----- Information given

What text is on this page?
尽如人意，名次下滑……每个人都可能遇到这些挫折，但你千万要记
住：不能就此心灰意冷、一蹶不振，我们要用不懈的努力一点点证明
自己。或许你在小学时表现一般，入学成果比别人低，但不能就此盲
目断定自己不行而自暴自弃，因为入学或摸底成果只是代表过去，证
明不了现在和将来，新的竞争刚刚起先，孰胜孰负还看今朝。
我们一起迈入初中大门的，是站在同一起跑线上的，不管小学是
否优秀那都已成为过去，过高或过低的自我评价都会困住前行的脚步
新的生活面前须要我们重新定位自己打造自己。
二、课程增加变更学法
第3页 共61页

----------

Task: Retype the whole listing, matching it exactly.

The reply:
What text is on this page?
尽如人意，名次下滑……每个人都可能遇到这些挫折，但你千万要记
住：不能就此心灰意冷、一蹶不振，我们要用不懈的努力一点点证明
自己。或许你在小学时表现一般，入学成果比别人低，但不能就此盲
目断定自己不行而自暴自弃，因为入学或摸底成果只是代表过去，证
明不了现在和将来，新的竞争刚刚起先，孰胜孰负还看今朝。
我们一起迈入初中大门的，是站在同一起跑线上的，不管小学是
否优秀那都已成为过去，过高或过低的自我评价都会困住前行的脚步
新的生活面前须要我们重新定位自己打造自己。
二、课程增加变更学法
第3页 共61页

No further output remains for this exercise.